PROBLEM REQUIREMENTS »
Return the complete listing that follows, with each line reproduced exactly.

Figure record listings
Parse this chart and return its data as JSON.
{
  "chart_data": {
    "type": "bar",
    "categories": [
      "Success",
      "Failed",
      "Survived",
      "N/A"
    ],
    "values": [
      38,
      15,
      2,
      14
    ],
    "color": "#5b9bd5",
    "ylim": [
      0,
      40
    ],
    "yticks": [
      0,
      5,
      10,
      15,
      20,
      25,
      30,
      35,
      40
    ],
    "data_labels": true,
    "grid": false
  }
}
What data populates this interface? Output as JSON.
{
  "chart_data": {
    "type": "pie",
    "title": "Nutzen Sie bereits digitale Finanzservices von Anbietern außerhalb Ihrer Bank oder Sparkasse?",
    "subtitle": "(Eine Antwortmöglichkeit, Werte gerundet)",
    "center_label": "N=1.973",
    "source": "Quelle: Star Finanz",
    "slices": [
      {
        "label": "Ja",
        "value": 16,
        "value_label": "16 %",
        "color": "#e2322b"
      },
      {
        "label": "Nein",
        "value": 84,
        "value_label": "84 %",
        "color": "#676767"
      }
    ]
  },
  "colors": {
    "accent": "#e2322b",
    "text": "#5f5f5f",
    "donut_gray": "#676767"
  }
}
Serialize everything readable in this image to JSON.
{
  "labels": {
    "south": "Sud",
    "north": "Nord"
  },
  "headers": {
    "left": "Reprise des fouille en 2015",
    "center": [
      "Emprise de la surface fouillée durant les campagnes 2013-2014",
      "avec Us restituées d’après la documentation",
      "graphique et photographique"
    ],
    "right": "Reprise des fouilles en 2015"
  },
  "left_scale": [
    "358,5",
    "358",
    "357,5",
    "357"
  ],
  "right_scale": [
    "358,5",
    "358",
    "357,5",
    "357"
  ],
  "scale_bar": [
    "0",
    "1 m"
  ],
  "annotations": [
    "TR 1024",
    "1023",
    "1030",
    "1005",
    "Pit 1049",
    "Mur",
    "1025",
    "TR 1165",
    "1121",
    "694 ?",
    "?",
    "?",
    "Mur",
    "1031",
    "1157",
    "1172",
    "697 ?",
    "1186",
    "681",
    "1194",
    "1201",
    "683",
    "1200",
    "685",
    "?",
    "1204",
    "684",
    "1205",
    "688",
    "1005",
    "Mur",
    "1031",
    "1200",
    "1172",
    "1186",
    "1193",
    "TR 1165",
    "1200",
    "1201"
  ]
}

EXERCISE SOLUTION »
Parse this chart and return its data as JSON.
{
  "chart_data": {
    "type": "bar",
    "categories": [
      "Success",
      "Failed",
      "Survived",
      "N/A"
    ],
    "values": [
      38,
      15,
      2,
      14
    ],
    "color": "#5b9bd5",
    "ylim": [
      0,
      40
    ],
    "yticks": [
      0,
      5,
      10,
      15,
      20,
      25,
      30,
      35,
      40
    ],
    "data_labels": true,
    "grid": false
  }
}
What data populates this interface? Output as JSON.
{
  "chart_data": {
    "type": "pie",
    "title": "Nutzen Sie bereits digitale Finanzservices von Anbietern außerhalb Ihrer Bank oder Sparkasse?",
    "subtitle": "(Eine Antwortmöglichkeit, Werte gerundet)",
    "center_label": "N=1.973",
    "source": "Quelle: Star Finanz",
    "slices": [
      {
        "label": "Ja",
        "value": 16,
        "value_label": "16 %",
        "color": "#e2322b"
      },
      {
        "label": "Nein",
        "value": 84,
        "value_label": "84 %",
        "color": "#676767"
      }
    ]
  },
  "colors": {
    "accent": "#e2322b",
    "text": "#5f5f5f",
    "donut_gray": "#676767"
  }
}
Serialize everything readable in this image to JSON.
{
  "labels": {
    "south": "Sud",
    "north": "Nord"
  },
  "headers": {
    "left": "Reprise des fouille en 2015",
    "center": [
      "Emprise de la surface fouillée durant les campagnes 2013-2014",
      "avec Us restituées d’après la documentation",
      "graphique et photographique"
    ],
    "right": "Reprise des fouilles en 2015"
  },
  "left_scale": [
    "358,5",
    "358",
    "357,5",
    "357"
  ],
  "right_scale": [
    "358,5",
    "358",
    "357,5",
    "357"
  ],
  "scale_bar": [
    "0",
    "1 m"
  ],
  "annotations": [
    "TR 1024",
    "1023",
    "1030",
    "1005",
    "Pit 1049",
    "Mur",
    "1025",
    "TR 1165",
    "1121",
    "694 ?",
    "?",
    "?",
    "Mur",
    "1031",
    "1157",
    "1172",
    "697 ?",
    "1186",
    "681",
    "1194",
    "1201",
    "683",
    "1200",
    "685",
    "?",
    "1204",
    "684",
    "1205",
    "688",
    "1005",
    "Mur",
    "1031",
    "1200",
    "1172",
    "1186",
    "1193",
    "TR 1165",
    "1200",
    "1201"
  ]
}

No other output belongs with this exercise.